■ **RECORDS PROVIDED**
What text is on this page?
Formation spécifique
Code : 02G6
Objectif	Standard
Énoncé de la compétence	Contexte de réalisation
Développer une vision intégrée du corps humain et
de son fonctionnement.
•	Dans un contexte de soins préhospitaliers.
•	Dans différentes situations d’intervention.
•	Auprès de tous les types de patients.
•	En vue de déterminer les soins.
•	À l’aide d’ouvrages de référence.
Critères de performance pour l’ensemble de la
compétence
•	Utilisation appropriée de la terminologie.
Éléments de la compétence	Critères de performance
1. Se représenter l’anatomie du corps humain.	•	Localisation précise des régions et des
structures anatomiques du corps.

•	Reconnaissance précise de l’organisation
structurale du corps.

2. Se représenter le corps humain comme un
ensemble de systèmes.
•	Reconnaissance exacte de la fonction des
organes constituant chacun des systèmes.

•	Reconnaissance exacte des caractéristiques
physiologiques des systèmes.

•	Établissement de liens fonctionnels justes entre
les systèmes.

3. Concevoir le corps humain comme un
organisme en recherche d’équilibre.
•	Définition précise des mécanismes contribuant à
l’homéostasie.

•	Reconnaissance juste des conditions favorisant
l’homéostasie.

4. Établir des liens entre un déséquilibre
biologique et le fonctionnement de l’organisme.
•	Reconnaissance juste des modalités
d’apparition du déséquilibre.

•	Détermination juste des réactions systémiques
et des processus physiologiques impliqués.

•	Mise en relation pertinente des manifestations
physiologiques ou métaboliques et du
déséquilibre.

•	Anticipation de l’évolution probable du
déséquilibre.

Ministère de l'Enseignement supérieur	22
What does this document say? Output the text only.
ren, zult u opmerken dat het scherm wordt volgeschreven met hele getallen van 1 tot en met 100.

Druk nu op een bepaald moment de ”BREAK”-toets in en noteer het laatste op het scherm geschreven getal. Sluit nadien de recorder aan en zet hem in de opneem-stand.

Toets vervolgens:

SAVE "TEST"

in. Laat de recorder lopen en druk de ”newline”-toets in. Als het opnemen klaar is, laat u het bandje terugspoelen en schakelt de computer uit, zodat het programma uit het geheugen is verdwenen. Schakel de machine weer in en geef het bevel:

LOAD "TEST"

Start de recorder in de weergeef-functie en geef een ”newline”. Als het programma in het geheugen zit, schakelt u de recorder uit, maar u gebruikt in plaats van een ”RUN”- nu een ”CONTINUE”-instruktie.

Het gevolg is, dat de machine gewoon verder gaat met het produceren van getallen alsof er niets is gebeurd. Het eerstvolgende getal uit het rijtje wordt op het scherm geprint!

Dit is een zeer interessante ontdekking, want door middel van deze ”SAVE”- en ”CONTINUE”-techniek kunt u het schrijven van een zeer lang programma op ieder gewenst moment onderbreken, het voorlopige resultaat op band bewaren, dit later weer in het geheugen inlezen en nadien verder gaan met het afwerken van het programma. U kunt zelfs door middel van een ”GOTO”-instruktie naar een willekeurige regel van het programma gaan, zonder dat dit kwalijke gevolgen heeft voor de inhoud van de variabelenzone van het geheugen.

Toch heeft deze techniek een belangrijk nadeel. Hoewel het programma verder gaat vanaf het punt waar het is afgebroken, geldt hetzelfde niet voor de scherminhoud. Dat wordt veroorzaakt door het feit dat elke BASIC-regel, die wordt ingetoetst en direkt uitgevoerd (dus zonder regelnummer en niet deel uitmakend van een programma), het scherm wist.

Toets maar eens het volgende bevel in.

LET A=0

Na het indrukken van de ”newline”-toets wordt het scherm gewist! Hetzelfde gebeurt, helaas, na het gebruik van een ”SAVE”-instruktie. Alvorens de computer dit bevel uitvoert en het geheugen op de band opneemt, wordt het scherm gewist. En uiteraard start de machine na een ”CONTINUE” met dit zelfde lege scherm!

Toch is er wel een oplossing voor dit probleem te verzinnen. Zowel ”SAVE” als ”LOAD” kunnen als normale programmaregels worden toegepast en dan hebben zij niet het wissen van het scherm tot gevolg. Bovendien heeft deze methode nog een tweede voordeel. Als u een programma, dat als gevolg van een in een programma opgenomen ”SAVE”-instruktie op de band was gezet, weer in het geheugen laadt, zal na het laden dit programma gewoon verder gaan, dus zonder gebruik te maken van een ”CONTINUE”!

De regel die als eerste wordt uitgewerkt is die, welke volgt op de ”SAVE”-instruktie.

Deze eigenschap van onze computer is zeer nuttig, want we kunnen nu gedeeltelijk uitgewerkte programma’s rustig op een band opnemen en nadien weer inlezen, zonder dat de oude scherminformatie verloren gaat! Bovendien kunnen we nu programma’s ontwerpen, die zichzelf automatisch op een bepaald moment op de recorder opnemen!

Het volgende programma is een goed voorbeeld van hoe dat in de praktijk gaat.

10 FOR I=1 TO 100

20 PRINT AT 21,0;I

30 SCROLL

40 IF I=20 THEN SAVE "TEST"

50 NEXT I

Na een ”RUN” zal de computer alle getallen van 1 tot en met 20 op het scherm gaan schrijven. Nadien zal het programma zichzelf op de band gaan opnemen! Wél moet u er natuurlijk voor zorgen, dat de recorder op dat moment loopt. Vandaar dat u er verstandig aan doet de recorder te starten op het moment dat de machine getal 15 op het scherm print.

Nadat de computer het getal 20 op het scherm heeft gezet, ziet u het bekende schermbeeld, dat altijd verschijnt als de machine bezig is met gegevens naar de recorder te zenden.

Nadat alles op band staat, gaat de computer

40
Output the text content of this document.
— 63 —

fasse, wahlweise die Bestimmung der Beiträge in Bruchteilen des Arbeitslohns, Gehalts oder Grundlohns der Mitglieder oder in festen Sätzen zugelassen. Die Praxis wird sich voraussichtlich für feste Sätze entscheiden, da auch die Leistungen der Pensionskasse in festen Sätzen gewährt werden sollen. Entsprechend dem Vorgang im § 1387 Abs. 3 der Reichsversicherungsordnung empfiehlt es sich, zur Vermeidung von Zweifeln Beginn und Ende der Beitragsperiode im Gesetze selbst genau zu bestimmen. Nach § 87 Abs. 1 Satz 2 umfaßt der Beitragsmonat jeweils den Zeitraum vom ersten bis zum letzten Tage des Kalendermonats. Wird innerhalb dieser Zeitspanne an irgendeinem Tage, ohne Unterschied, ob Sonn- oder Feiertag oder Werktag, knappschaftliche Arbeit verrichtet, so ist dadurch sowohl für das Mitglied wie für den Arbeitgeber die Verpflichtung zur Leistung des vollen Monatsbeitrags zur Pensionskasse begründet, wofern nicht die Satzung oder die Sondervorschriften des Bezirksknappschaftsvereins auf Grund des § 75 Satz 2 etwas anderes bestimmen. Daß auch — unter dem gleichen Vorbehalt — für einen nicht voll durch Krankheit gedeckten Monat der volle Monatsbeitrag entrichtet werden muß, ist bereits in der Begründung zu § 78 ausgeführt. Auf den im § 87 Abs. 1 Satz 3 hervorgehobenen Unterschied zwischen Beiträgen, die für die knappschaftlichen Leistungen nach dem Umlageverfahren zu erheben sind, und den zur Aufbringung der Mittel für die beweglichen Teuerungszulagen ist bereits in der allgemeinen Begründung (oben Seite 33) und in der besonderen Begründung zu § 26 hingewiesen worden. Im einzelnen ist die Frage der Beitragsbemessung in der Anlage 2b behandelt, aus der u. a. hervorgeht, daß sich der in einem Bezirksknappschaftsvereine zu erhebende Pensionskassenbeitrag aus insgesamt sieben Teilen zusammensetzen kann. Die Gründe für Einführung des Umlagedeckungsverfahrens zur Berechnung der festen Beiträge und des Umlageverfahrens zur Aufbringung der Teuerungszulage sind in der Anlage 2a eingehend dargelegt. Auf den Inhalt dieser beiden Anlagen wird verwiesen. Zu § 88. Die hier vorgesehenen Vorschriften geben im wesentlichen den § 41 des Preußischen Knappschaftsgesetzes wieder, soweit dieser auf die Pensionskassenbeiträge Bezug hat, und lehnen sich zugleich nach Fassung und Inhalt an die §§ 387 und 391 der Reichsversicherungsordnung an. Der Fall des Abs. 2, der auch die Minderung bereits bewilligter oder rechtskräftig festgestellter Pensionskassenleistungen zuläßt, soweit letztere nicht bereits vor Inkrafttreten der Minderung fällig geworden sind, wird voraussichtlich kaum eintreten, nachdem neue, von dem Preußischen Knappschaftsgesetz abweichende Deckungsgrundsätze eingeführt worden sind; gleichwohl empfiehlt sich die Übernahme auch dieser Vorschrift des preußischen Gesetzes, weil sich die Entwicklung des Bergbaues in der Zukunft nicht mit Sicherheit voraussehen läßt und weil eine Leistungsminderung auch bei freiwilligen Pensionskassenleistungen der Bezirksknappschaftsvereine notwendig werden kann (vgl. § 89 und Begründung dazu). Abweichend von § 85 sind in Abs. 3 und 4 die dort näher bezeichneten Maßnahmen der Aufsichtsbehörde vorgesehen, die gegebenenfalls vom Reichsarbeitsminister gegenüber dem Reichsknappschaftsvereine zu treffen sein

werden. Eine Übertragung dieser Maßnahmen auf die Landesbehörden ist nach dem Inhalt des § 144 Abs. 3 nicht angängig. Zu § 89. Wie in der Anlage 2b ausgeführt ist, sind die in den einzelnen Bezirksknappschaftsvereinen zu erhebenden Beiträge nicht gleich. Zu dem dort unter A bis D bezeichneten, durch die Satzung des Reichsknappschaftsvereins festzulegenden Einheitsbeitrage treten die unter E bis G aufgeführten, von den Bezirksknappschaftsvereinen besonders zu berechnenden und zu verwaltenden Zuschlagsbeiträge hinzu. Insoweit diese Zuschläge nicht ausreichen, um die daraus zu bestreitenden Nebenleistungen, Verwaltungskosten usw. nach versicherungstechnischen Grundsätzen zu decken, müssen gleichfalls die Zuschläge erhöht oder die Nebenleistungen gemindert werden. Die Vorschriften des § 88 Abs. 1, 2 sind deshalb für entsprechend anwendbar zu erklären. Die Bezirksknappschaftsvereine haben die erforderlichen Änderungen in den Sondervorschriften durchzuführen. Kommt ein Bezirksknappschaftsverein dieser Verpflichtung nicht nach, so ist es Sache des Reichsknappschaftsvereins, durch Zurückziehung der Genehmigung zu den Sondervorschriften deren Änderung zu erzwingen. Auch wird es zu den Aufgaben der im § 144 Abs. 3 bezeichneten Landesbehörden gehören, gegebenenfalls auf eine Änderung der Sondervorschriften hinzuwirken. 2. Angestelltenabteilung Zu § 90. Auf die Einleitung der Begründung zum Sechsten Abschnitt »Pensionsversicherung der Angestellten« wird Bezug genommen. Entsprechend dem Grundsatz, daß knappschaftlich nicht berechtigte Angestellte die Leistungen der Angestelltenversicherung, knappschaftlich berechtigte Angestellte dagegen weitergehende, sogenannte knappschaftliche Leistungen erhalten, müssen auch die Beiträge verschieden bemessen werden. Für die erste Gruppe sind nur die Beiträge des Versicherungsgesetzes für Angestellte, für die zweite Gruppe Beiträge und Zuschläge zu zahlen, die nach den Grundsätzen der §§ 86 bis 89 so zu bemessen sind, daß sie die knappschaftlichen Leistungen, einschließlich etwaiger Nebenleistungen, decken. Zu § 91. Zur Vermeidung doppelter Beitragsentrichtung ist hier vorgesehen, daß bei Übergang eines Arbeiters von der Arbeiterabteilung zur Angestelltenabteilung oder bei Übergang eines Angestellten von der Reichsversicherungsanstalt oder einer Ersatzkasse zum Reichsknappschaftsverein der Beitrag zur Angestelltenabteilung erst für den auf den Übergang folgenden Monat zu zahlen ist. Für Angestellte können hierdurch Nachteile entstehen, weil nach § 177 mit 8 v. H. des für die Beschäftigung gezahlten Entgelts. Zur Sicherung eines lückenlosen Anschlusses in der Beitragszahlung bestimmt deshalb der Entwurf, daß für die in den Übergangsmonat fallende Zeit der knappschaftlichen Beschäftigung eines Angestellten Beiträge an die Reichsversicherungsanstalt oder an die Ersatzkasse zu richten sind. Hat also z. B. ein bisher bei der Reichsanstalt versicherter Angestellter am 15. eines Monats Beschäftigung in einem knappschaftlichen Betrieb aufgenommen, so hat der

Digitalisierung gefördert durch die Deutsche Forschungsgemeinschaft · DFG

■ **ACTIVITY**
Go line by line through the listing and count every line that includes the word "soins". Only the total is needed.

■ **RESULT OF THE TASK**
2